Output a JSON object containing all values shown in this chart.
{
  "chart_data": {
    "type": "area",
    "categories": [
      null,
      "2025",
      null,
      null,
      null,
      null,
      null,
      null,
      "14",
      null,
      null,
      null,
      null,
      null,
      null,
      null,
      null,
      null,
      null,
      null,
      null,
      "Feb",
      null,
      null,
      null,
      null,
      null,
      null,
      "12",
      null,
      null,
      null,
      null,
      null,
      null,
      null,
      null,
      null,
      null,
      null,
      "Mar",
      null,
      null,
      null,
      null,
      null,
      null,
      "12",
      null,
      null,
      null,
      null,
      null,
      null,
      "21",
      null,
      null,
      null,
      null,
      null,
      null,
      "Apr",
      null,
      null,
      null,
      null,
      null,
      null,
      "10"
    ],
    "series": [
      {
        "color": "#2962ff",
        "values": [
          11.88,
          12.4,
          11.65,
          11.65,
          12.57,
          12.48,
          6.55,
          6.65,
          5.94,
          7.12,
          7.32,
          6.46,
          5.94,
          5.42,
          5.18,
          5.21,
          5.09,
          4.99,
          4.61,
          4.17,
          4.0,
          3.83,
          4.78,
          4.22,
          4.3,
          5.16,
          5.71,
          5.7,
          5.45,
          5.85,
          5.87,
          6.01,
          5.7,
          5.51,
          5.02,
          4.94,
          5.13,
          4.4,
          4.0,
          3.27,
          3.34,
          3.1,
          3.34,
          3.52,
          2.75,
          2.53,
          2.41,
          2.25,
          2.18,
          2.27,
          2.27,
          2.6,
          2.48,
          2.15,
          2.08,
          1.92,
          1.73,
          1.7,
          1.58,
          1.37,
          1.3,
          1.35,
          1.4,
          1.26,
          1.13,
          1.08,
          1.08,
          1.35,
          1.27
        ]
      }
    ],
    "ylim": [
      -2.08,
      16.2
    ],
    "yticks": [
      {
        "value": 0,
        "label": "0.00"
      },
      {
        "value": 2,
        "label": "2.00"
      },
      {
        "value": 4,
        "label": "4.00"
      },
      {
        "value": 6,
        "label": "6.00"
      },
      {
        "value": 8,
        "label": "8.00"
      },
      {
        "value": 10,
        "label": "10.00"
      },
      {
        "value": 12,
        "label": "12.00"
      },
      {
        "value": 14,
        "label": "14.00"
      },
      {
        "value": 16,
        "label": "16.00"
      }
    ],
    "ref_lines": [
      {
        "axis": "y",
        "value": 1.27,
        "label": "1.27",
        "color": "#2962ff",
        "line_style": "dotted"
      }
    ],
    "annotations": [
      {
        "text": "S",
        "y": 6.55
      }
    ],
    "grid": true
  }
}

### Task instructions
Write out the records above again, keeping each one identical to the original.

### Output
Output a JSON object containing all values shown in this chart.
{
  "chart_data": {
    "type": "area",
    "categories": [
      null,
      "2025",
      null,
      null,
      null,
      null,
      null,
      null,
      "14",
      null,
      null,
      null,
      null,
      null,
      null,
      null,
      null,
      null,
      null,
      null,
      null,
      "Feb",
      null,
      null,
      null,
      null,
      null,
      null,
      "12",
      null,
      null,
      null,
      null,
      null,
      null,
      null,
      null,
      null,
      null,
      null,
      "Mar",
      null,
      null,
      null,
      null,
      null,
      null,
      "12",
      null,
      null,
      null,
      null,
      null,
      null,
      "21",
      null,
      null,
      null,
      null,
      null,
      null,
      "Apr",
      null,
      null,
      null,
      null,
      null,
      null,
      "10"
    ],
    "series": [
      {
        "color": "#2962ff",
        "values": [
          11.88,
          12.4,
          11.65,
          11.65,
          12.57,
          12.48,
          6.55,
          6.65,
          5.94,
          7.12,
          7.32,
          6.46,
          5.94,
          5.42,
          5.18,
          5.21,
          5.09,
          4.99,
          4.61,
          4.17,
          4.0,
          3.83,
          4.78,
          4.22,
          4.3,
          5.16,
          5.71,
          5.7,
          5.45,
          5.85,
          5.87,
          6.01,
          5.7,
          5.51,
          5.02,
          4.94,
          5.13,
          4.4,
          4.0,
          3.27,
          3.34,
          3.1,
          3.34,
          3.52,
          2.75,
          2.53,
          2.41,
          2.25,
          2.18,
          2.27,
          2.27,
          2.6,
          2.48,
          2.15,
          2.08,
          1.92,
          1.73,
          1.7,
          1.58,
          1.37,
          1.3,
          1.35,
          1.4,
          1.26,
          1.13,
          1.08,
          1.08,
          1.35,
          1.27
        ]
      }
    ],
    "ylim": [
      -2.08,
      16.2
    ],
    "yticks": [
      {
        "value": 0,
        "label": "0.00"
      },
      {
        "value": 2,
        "label": "2.00"
      },
      {
        "value": 4,
        "label": "4.00"
      },
      {
        "value": 6,
        "label": "6.00"
      },
      {
        "value": 8,
        "label": "8.00"
      },
      {
        "value": 10,
        "label": "10.00"
      },
      {
        "value": 12,
        "label": "12.00"
      },
      {
        "value": 14,
        "label": "14.00"
      },
      {
        "value": 16,
        "label": "16.00"
      }
    ],
    "ref_lines": [
      {
        "axis": "y",
        "value": 1.27,
        "label": "1.27",
        "color": "#2962ff",
        "line_style": "dotted"
      }
    ],
    "annotations": [
      {
        "text": "S",
        "y": 6.55
      }
    ],
    "grid": true
  }
}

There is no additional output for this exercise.